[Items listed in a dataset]
******************************
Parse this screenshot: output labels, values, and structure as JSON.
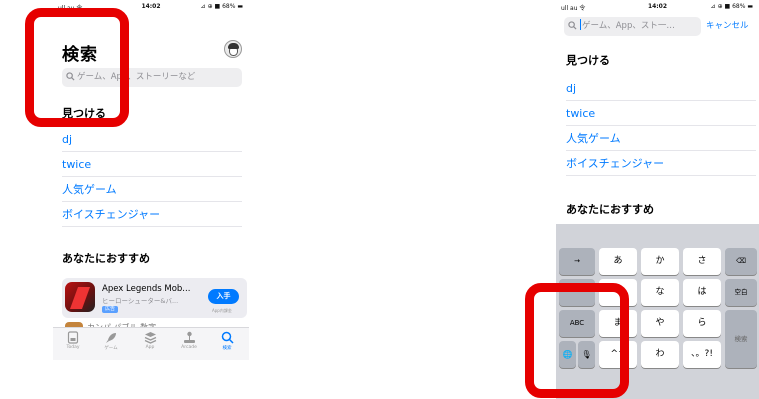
{
  "status_left": {
    "time": "14:02",
    "signal": "ull au 令",
    "battery": "⊿ ⊕ ■ 68% ▬"
  },
  "status_right": {
    "time": "14:02",
    "signal": "ull au 令",
    "battery": "⊿ ⊕ ■ 68% ▬"
  },
  "left": {
    "title": "検索",
    "search_placeholder": "ゲーム、App、ストーリーなど",
    "discover_heading": "見つける",
    "suggestions": [
      "dj",
      "twice",
      "人気ゲーム",
      "ボイスチェンジャー"
    ],
    "recommend_heading": "あなたにおすすめ",
    "app": {
      "name": "Apex Legends Mob...",
      "subtitle": "ヒーローシューター&バ...",
      "ad_badge": "広告",
      "get_label": "入手",
      "note": "App内課金"
    },
    "next_app_peek": "カンパ  パブル  数字",
    "tabs": [
      {
        "label": "Today",
        "icon": "today-icon"
      },
      {
        "label": "ゲーム",
        "icon": "rocket-icon"
      },
      {
        "label": "App",
        "icon": "stack-icon"
      },
      {
        "label": "Arcade",
        "icon": "joystick-icon"
      },
      {
        "label": "検索",
        "icon": "search-icon",
        "active": true
      }
    ]
  },
  "right": {
    "search_placeholder": "ゲーム、App、スト一…",
    "cancel_label": "キャンセル",
    "discover_heading": "見つける",
    "suggestions": [
      "dj",
      "twice",
      "人気ゲーム",
      "ボイスチェンジャー"
    ],
    "recommend_heading": "あなたにおすすめ",
    "keyboard": {
      "row1": [
        "→",
        "あ",
        "か",
        "さ",
        "⌫"
      ],
      "row2": [
        "な",
        "は",
        "空白"
      ],
      "row3": [
        "ABC",
        "ま",
        "や",
        "ら",
        "検索"
      ],
      "row4": [
        "🌐",
        "🎙",
        "^^",
        "わ",
        "、。?!"
      ]
    }
  },
  "colors": {
    "accent": "#007aff",
    "highlight_box": "#e60000",
    "keyboard_bg": "#d1d3d9"
  }
}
******************************
▶ AIM OF THE TASK:
Reproduce the whole listing word for word, setting aside any pictures.

▶ OUTPUT:
Parse this screenshot: output labels, values, and structure as JSON.
{
  "status_left": {
    "time": "14:02",
    "signal": "ull au 令",
    "battery": "⊿ ⊕ ■ 68% ▬"
  },
  "status_right": {
    "time": "14:02",
    "signal": "ull au 令",
    "battery": "⊿ ⊕ ■ 68% ▬"
  },
  "left": {
    "title": "検索",
    "search_placeholder": "ゲーム、App、ストーリーなど",
    "discover_heading": "見つける",
    "suggestions": [
      "dj",
      "twice",
      "人気ゲーム",
      "ボイスチェンジャー"
    ],
    "recommend_heading": "あなたにおすすめ",
    "app": {
      "name": "Apex Legends Mob...",
      "subtitle": "ヒーローシューター&バ...",
      "ad_badge": "広告",
      "get_label": "入手",
      "note": "App内課金"
    },
    "next_app_peek": "カンパ  パブル  数字",
    "tabs": [
      {
        "label": "Today",
        "icon": "today-icon"
      },
      {
        "label": "ゲーム",
        "icon": "rocket-icon"
      },
      {
        "label": "App",
        "icon": "stack-icon"
      },
      {
        "label": "Arcade",
        "icon": "joystick-icon"
      },
      {
        "label": "検索",
        "icon": "search-icon",
        "active": true
      }
    ]
  },
  "right": {
    "search_placeholder": "ゲーム、App、スト一…",
    "cancel_label": "キャンセル",
    "discover_heading": "見つける",
    "suggestions": [
      "dj",
      "twice",
      "人気ゲーム",
      "ボイスチェンジャー"
    ],
    "recommend_heading": "あなたにおすすめ",
    "keyboard": {
      "row1": [
        "→",
        "あ",
        "か",
        "さ",
        "⌫"
      ],
      "row2": [
        "な",
        "は",
        "空白"
      ],
      "row3": [
        "ABC",
        "ま",
        "や",
        "ら",
        "検索"
      ],
      "row4": [
        "🌐",
        "🎙",
        "^^",
        "わ",
        "、。?!"
      ]
    }
  },
  "colors": {
    "accent": "#007aff",
    "highlight_box": "#e60000",
    "keyboard_bg": "#d1d3d9"
  }
}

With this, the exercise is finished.